GOAL OF THE EXERCISE: Retype the material below. Keep every word exactly as it is.

Entries from a dataset

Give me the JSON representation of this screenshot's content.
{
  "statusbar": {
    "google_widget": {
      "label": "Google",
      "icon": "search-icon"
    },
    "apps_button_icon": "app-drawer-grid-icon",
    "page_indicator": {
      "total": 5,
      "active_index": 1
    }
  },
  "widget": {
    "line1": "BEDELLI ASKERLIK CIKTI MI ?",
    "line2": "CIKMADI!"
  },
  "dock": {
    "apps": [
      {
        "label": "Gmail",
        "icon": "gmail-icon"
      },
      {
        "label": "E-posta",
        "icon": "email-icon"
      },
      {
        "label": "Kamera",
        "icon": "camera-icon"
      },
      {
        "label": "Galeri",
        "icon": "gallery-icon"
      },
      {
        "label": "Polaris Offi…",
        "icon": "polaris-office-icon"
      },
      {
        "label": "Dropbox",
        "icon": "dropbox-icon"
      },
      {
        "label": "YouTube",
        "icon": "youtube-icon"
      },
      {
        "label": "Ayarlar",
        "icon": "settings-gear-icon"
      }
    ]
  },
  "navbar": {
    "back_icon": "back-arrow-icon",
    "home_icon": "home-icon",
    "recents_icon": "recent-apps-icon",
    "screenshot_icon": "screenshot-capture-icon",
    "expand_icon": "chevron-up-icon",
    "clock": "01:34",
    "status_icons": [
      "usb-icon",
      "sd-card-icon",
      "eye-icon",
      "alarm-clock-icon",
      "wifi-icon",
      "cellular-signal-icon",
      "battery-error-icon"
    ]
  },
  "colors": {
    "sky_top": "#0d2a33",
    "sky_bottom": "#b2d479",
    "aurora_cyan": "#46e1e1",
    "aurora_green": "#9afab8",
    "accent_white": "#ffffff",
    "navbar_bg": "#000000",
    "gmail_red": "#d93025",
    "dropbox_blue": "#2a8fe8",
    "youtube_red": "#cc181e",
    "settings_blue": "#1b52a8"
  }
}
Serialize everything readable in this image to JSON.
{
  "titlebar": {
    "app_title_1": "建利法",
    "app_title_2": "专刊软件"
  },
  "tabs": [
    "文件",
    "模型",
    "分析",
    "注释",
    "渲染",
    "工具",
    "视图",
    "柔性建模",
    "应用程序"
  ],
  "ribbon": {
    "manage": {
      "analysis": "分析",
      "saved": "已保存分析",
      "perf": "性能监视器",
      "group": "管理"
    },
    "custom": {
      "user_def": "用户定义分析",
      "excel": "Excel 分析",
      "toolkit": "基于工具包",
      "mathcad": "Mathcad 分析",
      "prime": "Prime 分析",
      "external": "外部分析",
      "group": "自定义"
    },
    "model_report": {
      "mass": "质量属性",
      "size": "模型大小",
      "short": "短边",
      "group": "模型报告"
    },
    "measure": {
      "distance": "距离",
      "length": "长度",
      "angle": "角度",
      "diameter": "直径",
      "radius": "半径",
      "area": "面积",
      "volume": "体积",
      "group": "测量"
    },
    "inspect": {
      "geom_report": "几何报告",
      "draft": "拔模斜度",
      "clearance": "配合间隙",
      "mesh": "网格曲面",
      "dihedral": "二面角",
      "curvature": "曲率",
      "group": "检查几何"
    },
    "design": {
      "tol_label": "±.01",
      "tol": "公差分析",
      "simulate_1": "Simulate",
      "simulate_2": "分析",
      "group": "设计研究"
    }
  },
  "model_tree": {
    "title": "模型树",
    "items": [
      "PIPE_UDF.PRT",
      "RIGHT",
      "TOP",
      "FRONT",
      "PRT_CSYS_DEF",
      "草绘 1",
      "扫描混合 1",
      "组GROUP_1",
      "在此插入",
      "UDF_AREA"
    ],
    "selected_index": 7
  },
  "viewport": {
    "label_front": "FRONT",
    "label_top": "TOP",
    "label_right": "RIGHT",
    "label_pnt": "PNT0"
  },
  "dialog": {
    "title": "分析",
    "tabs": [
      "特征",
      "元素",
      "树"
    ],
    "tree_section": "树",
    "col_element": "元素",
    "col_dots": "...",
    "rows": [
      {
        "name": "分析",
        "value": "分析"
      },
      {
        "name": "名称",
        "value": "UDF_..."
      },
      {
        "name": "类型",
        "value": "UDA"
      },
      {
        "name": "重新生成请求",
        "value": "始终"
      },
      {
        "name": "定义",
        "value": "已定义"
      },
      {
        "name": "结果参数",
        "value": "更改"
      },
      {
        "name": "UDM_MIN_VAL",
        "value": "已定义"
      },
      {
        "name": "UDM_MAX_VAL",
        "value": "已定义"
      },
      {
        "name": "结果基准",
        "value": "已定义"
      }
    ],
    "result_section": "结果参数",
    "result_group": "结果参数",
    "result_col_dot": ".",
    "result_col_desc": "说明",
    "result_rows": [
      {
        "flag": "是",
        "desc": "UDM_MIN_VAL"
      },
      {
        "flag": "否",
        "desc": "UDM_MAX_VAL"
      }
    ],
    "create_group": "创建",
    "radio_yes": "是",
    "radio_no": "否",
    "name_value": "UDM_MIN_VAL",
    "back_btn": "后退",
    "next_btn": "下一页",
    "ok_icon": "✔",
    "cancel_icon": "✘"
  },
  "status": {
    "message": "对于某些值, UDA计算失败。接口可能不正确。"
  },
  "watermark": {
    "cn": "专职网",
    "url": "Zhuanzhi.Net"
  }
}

WRITTEN RESPONSE:
Give me the JSON representation of this screenshot's content.
{
  "statusbar": {
    "google_widget": {
      "label": "Google",
      "icon": "search-icon"
    },
    "apps_button_icon": "app-drawer-grid-icon",
    "page_indicator": {
      "total": 5,
      "active_index": 1
    }
  },
  "widget": {
    "line1": "BEDELLI ASKERLIK CIKTI MI ?",
    "line2": "CIKMADI!"
  },
  "dock": {
    "apps": [
      {
        "label": "Gmail",
        "icon": "gmail-icon"
      },
      {
        "label": "E-posta",
        "icon": "email-icon"
      },
      {
        "label": "Kamera",
        "icon": "camera-icon"
      },
      {
        "label": "Galeri",
        "icon": "gallery-icon"
      },
      {
        "label": "Polaris Offi…",
        "icon": "polaris-office-icon"
      },
      {
        "label": "Dropbox",
        "icon": "dropbox-icon"
      },
      {
        "label": "YouTube",
        "icon": "youtube-icon"
      },
      {
        "label": "Ayarlar",
        "icon": "settings-gear-icon"
      }
    ]
  },
  "navbar": {
    "back_icon": "back-arrow-icon",
    "home_icon": "home-icon",
    "recents_icon": "recent-apps-icon",
    "screenshot_icon": "screenshot-capture-icon",
    "expand_icon": "chevron-up-icon",
    "clock": "01:34",
    "status_icons": [
      "usb-icon",
      "sd-card-icon",
      "eye-icon",
      "alarm-clock-icon",
      "wifi-icon",
      "cellular-signal-icon",
      "battery-error-icon"
    ]
  },
  "colors": {
    "sky_top": "#0d2a33",
    "sky_bottom": "#b2d479",
    "aurora_cyan": "#46e1e1",
    "aurora_green": "#9afab8",
    "accent_white": "#ffffff",
    "navbar_bg": "#000000",
    "gmail_red": "#d93025",
    "dropbox_blue": "#2a8fe8",
    "youtube_red": "#cc181e",
    "settings_blue": "#1b52a8"
  }
}
Serialize everything readable in this image to JSON.
{
  "titlebar": {
    "app_title_1": "建利法",
    "app_title_2": "专刊软件"
  },
  "tabs": [
    "文件",
    "模型",
    "分析",
    "注释",
    "渲染",
    "工具",
    "视图",
    "柔性建模",
    "应用程序"
  ],
  "ribbon": {
    "manage": {
      "analysis": "分析",
      "saved": "已保存分析",
      "perf": "性能监视器",
      "group": "管理"
    },
    "custom": {
      "user_def": "用户定义分析",
      "excel": "Excel 分析",
      "toolkit": "基于工具包",
      "mathcad": "Mathcad 分析",
      "prime": "Prime 分析",
      "external": "外部分析",
      "group": "自定义"
    },
    "model_report": {
      "mass": "质量属性",
      "size": "模型大小",
      "short": "短边",
      "group": "模型报告"
    },
    "measure": {
      "distance": "距离",
      "length": "长度",
      "angle": "角度",
      "diameter": "直径",
      "radius": "半径",
      "area": "面积",
      "volume": "体积",
      "group": "测量"
    },
    "inspect": {
      "geom_report": "几何报告",
      "draft": "拔模斜度",
      "clearance": "配合间隙",
      "mesh": "网格曲面",
      "dihedral": "二面角",
      "curvature": "曲率",
      "group": "检查几何"
    },
    "design": {
      "tol_label": "±.01",
      "tol": "公差分析",
      "simulate_1": "Simulate",
      "simulate_2": "分析",
      "group": "设计研究"
    }
  },
  "model_tree": {
    "title": "模型树",
    "items": [
      "PIPE_UDF.PRT",
      "RIGHT",
      "TOP",
      "FRONT",
      "PRT_CSYS_DEF",
      "草绘 1",
      "扫描混合 1",
      "组GROUP_1",
      "在此插入",
      "UDF_AREA"
    ],
    "selected_index": 7
  },
  "viewport": {
    "label_front": "FRONT",
    "label_top": "TOP",
    "label_right": "RIGHT",
    "label_pnt": "PNT0"
  },
  "dialog": {
    "title": "分析",
    "tabs": [
      "特征",
      "元素",
      "树"
    ],
    "tree_section": "树",
    "col_element": "元素",
    "col_dots": "...",
    "rows": [
      {
        "name": "分析",
        "value": "分析"
      },
      {
        "name": "名称",
        "value": "UDF_..."
      },
      {
        "name": "类型",
        "value": "UDA"
      },
      {
        "name": "重新生成请求",
        "value": "始终"
      },
      {
        "name": "定义",
        "value": "已定义"
      },
      {
        "name": "结果参数",
        "value": "更改"
      },
      {
        "name": "UDM_MIN_VAL",
        "value": "已定义"
      },
      {
        "name": "UDM_MAX_VAL",
        "value": "已定义"
      },
      {
        "name": "结果基准",
        "value": "已定义"
      }
    ],
    "result_section": "结果参数",
    "result_group": "结果参数",
    "result_col_dot": ".",
    "result_col_desc": "说明",
    "result_rows": [
      {
        "flag": "是",
        "desc": "UDM_MIN_VAL"
      },
      {
        "flag": "否",
        "desc": "UDM_MAX_VAL"
      }
    ],
    "create_group": "创建",
    "radio_yes": "是",
    "radio_no": "否",
    "name_value": "UDM_MIN_VAL",
    "back_btn": "后退",
    "next_btn": "下一页",
    "ok_icon": "✔",
    "cancel_icon": "✘"
  },
  "status": {
    "message": "对于某些值, UDA计算失败。接口可能不正确。"
  },
  "watermark": {
    "cn": "专职网",
    "url": "Zhuanzhi.Net"
  }
}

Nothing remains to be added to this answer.